CHALLENGE
Do not include the pictures; repeat the rest of the data exactly.

----- ENTRIES

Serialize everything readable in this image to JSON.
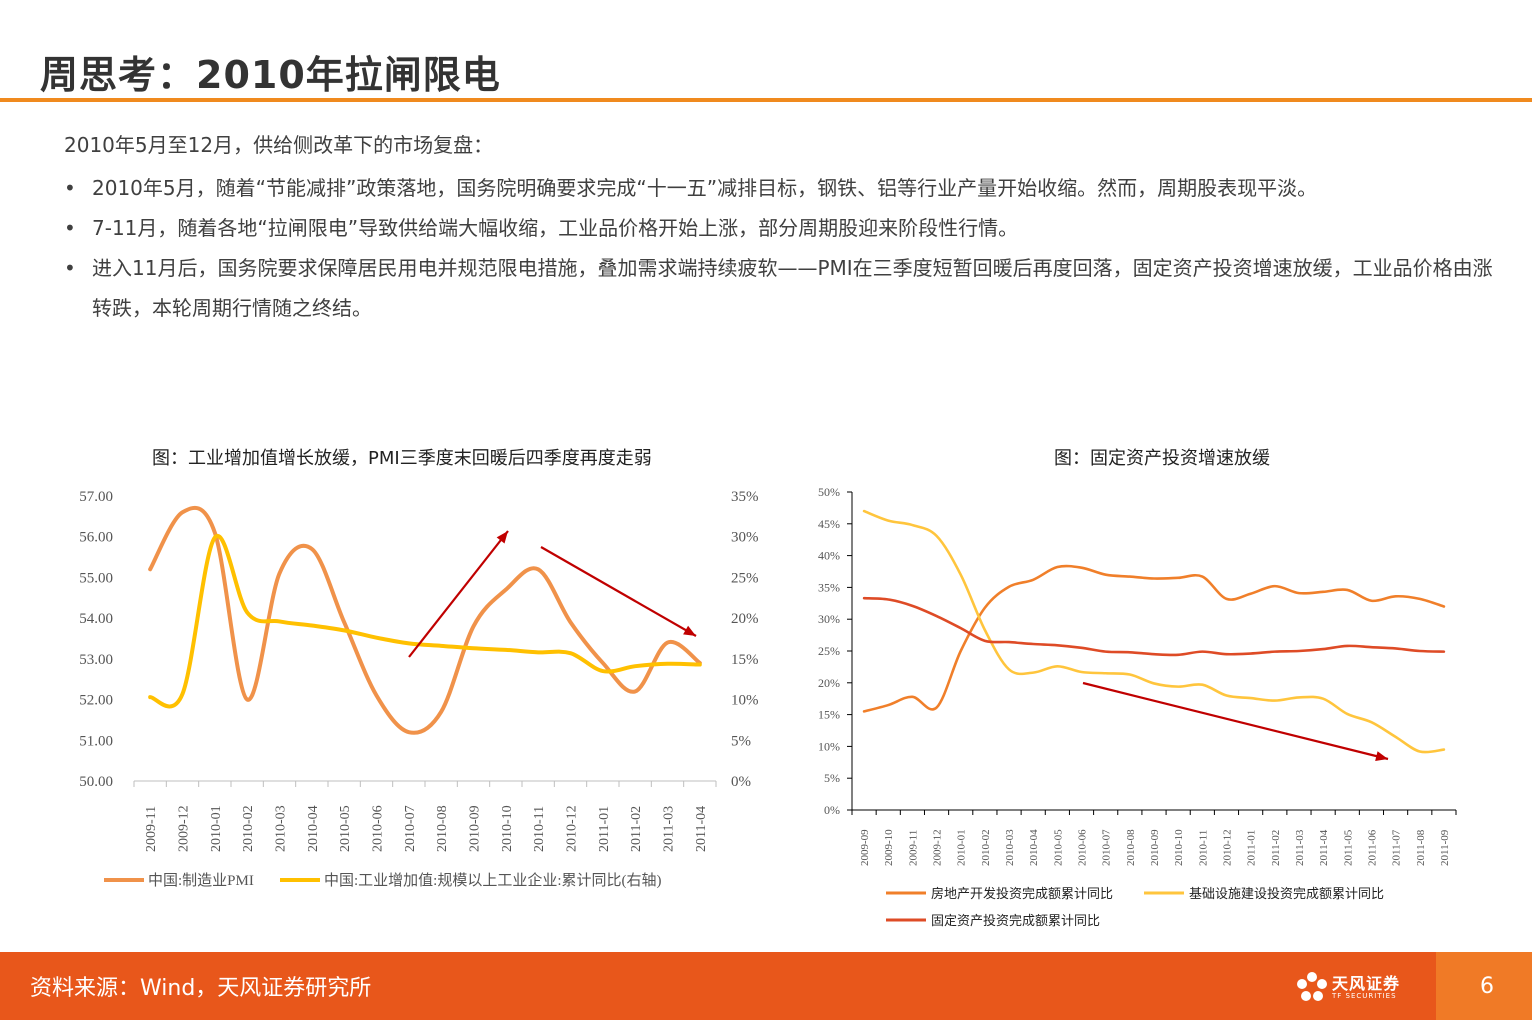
{
  "title": "周思考：2010年拉闸限电",
  "intro": "2010年5月至12月，供给侧改革下的市场复盘：",
  "bullets": [
    "2010年5月，随着“节能减排”政策落地，国务院明确要求完成“十一五”减排目标，钢铁、铝等行业产量开始收缩。然而，周期股表现平淡。",
    "7-11月，随着各地“拉闸限电”导致供给端大幅收缩，工业品价格开始上涨，部分周期股迎来阶段性行情。",
    "进入11月后，国务院要求保障居民用电并规范限电措施，叠加需求端持续疲软——PMI在三季度短暂回暖后再度回落，固定资产投资增速放缓，工业品价格由涨转跌，本轮周期行情随之终结。"
  ],
  "bullet_symbol": "•",
  "footer": {
    "source": "资料来源：Wind，天风证券研究所",
    "logo_text": "天风证券",
    "logo_sub": "TF SECURITIES",
    "page": "6"
  },
  "colors": {
    "accent": "#f08a1e",
    "footer": "#e8571b",
    "pmi": "#f0924a",
    "iva": "#ffc000",
    "real_estate": "#f07f2a",
    "infra": "#ffc53d",
    "fai": "#de4b26",
    "arrow": "#c00000"
  },
  "chart_data": [
    {
      "type": "line",
      "title": "图：工业增加值增长放缓，PMI三季度末回暖后四季度再度走弱",
      "categories": [
        "2009-11",
        "2009-12",
        "2010-01",
        "2010-02",
        "2010-03",
        "2010-04",
        "2010-05",
        "2010-06",
        "2010-07",
        "2010-08",
        "2010-09",
        "2010-10",
        "2010-11",
        "2010-12",
        "2011-01",
        "2011-02",
        "2011-03",
        "2011-04"
      ],
      "y_left": {
        "min": 50,
        "max": 57,
        "ticks": [
          "50.00",
          "51.00",
          "52.00",
          "53.00",
          "54.00",
          "55.00",
          "56.00",
          "57.00"
        ]
      },
      "y_right": {
        "min": 0,
        "max": 35,
        "ticks": [
          "0%",
          "5%",
          "10%",
          "15%",
          "20%",
          "25%",
          "30%",
          "35%"
        ]
      },
      "series": [
        {
          "name": "中国:制造业PMI",
          "axis": "left",
          "values": [
            55.2,
            56.6,
            56.1,
            52.0,
            55.1,
            55.7,
            53.9,
            52.1,
            51.2,
            51.7,
            53.8,
            54.7,
            55.2,
            53.9,
            52.9,
            52.2,
            53.4,
            52.9
          ]
        },
        {
          "name": "中国:工业增加值:规模以上工业企业:累计同比(右轴)",
          "axis": "right",
          "values": [
            10.3,
            10.7,
            29.9,
            20.7,
            19.6,
            19.1,
            18.5,
            17.6,
            16.9,
            16.6,
            16.3,
            16.1,
            15.8,
            15.7,
            13.5,
            14.1,
            14.4,
            14.3
          ]
        }
      ],
      "annotations": [
        "rising arrow Jul-Oct 2010",
        "falling arrow Nov 2010-Apr 2011"
      ]
    },
    {
      "type": "line",
      "title": "图：固定资产投资增速放缓",
      "categories": [
        "2009-09",
        "2009-10",
        "2009-11",
        "2009-12",
        "2010-01",
        "2010-02",
        "2010-03",
        "2010-04",
        "2010-05",
        "2010-06",
        "2010-07",
        "2010-08",
        "2010-09",
        "2010-10",
        "2010-11",
        "2010-12",
        "2011-01",
        "2011-02",
        "2011-03",
        "2011-04",
        "2011-05",
        "2011-06",
        "2011-07",
        "2011-08",
        "2011-09"
      ],
      "y": {
        "min": 0,
        "max": 50,
        "ticks": [
          "0%",
          "5%",
          "10%",
          "15%",
          "20%",
          "25%",
          "30%",
          "35%",
          "40%",
          "45%",
          "50%"
        ]
      },
      "series": [
        {
          "name": "房地产开发投资完成额累计同比",
          "values": [
            15.5,
            16.5,
            17.8,
            16.1,
            25.0,
            31.8,
            35.1,
            36.2,
            38.2,
            38.1,
            37.0,
            36.7,
            36.4,
            36.5,
            36.7,
            33.2,
            34.0,
            35.2,
            34.1,
            34.3,
            34.6,
            32.9,
            33.6,
            33.2,
            32.0
          ]
        },
        {
          "name": "基础设施建设投资完成额累计同比",
          "values": [
            47.0,
            45.5,
            44.8,
            43.1,
            37.0,
            28.3,
            22.1,
            21.6,
            22.6,
            21.7,
            21.5,
            21.3,
            19.9,
            19.4,
            19.7,
            18.0,
            17.6,
            17.2,
            17.7,
            17.5,
            15.1,
            13.8,
            11.5,
            9.2,
            9.5
          ]
        },
        {
          "name": "固定资产投资完成额累计同比",
          "values": [
            33.3,
            33.1,
            32.1,
            30.5,
            28.6,
            26.6,
            26.4,
            26.1,
            25.9,
            25.5,
            24.9,
            24.8,
            24.5,
            24.4,
            24.9,
            24.5,
            24.6,
            24.9,
            25.0,
            25.3,
            25.8,
            25.6,
            25.4,
            25.0,
            24.9
          ]
        }
      ],
      "annotations": [
        "falling arrow Jun 2010-Jul 2011"
      ]
    }
  ]
}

----------

WRITTEN ANSWER
Serialize everything readable in this image to JSON.
{
  "title": "周思考：2010年拉闸限电",
  "intro": "2010年5月至12月，供给侧改革下的市场复盘：",
  "bullets": [
    "2010年5月，随着“节能减排”政策落地，国务院明确要求完成“十一五”减排目标，钢铁、铝等行业产量开始收缩。然而，周期股表现平淡。",
    "7-11月，随着各地“拉闸限电”导致供给端大幅收缩，工业品价格开始上涨，部分周期股迎来阶段性行情。",
    "进入11月后，国务院要求保障居民用电并规范限电措施，叠加需求端持续疲软——PMI在三季度短暂回暖后再度回落，固定资产投资增速放缓，工业品价格由涨转跌，本轮周期行情随之终结。"
  ],
  "bullet_symbol": "•",
  "footer": {
    "source": "资料来源：Wind，天风证券研究所",
    "logo_text": "天风证券",
    "logo_sub": "TF SECURITIES",
    "page": "6"
  },
  "colors": {
    "accent": "#f08a1e",
    "footer": "#e8571b",
    "pmi": "#f0924a",
    "iva": "#ffc000",
    "real_estate": "#f07f2a",
    "infra": "#ffc53d",
    "fai": "#de4b26",
    "arrow": "#c00000"
  },
  "chart_data": [
    {
      "type": "line",
      "title": "图：工业增加值增长放缓，PMI三季度末回暖后四季度再度走弱",
      "categories": [
        "2009-11",
        "2009-12",
        "2010-01",
        "2010-02",
        "2010-03",
        "2010-04",
        "2010-05",
        "2010-06",
        "2010-07",
        "2010-08",
        "2010-09",
        "2010-10",
        "2010-11",
        "2010-12",
        "2011-01",
        "2011-02",
        "2011-03",
        "2011-04"
      ],
      "y_left": {
        "min": 50,
        "max": 57,
        "ticks": [
          "50.00",
          "51.00",
          "52.00",
          "53.00",
          "54.00",
          "55.00",
          "56.00",
          "57.00"
        ]
      },
      "y_right": {
        "min": 0,
        "max": 35,
        "ticks": [
          "0%",
          "5%",
          "10%",
          "15%",
          "20%",
          "25%",
          "30%",
          "35%"
        ]
      },
      "series": [
        {
          "name": "中国:制造业PMI",
          "axis": "left",
          "values": [
            55.2,
            56.6,
            56.1,
            52.0,
            55.1,
            55.7,
            53.9,
            52.1,
            51.2,
            51.7,
            53.8,
            54.7,
            55.2,
            53.9,
            52.9,
            52.2,
            53.4,
            52.9
          ]
        },
        {
          "name": "中国:工业增加值:规模以上工业企业:累计同比(右轴)",
          "axis": "right",
          "values": [
            10.3,
            10.7,
            29.9,
            20.7,
            19.6,
            19.1,
            18.5,
            17.6,
            16.9,
            16.6,
            16.3,
            16.1,
            15.8,
            15.7,
            13.5,
            14.1,
            14.4,
            14.3
          ]
        }
      ],
      "annotations": [
        "rising arrow Jul-Oct 2010",
        "falling arrow Nov 2010-Apr 2011"
      ]
    },
    {
      "type": "line",
      "title": "图：固定资产投资增速放缓",
      "categories": [
        "2009-09",
        "2009-10",
        "2009-11",
        "2009-12",
        "2010-01",
        "2010-02",
        "2010-03",
        "2010-04",
        "2010-05",
        "2010-06",
        "2010-07",
        "2010-08",
        "2010-09",
        "2010-10",
        "2010-11",
        "2010-12",
        "2011-01",
        "2011-02",
        "2011-03",
        "2011-04",
        "2011-05",
        "2011-06",
        "2011-07",
        "2011-08",
        "2011-09"
      ],
      "y": {
        "min": 0,
        "max": 50,
        "ticks": [
          "0%",
          "5%",
          "10%",
          "15%",
          "20%",
          "25%",
          "30%",
          "35%",
          "40%",
          "45%",
          "50%"
        ]
      },
      "series": [
        {
          "name": "房地产开发投资完成额累计同比",
          "values": [
            15.5,
            16.5,
            17.8,
            16.1,
            25.0,
            31.8,
            35.1,
            36.2,
            38.2,
            38.1,
            37.0,
            36.7,
            36.4,
            36.5,
            36.7,
            33.2,
            34.0,
            35.2,
            34.1,
            34.3,
            34.6,
            32.9,
            33.6,
            33.2,
            32.0
          ]
        },
        {
          "name": "基础设施建设投资完成额累计同比",
          "values": [
            47.0,
            45.5,
            44.8,
            43.1,
            37.0,
            28.3,
            22.1,
            21.6,
            22.6,
            21.7,
            21.5,
            21.3,
            19.9,
            19.4,
            19.7,
            18.0,
            17.6,
            17.2,
            17.7,
            17.5,
            15.1,
            13.8,
            11.5,
            9.2,
            9.5
          ]
        },
        {
          "name": "固定资产投资完成额累计同比",
          "values": [
            33.3,
            33.1,
            32.1,
            30.5,
            28.6,
            26.6,
            26.4,
            26.1,
            25.9,
            25.5,
            24.9,
            24.8,
            24.5,
            24.4,
            24.9,
            24.5,
            24.6,
            24.9,
            25.0,
            25.3,
            25.8,
            25.6,
            25.4,
            25.0,
            24.9
          ]
        }
      ],
      "annotations": [
        "falling arrow Jun 2010-Jul 2011"
      ]
    }
  ]
}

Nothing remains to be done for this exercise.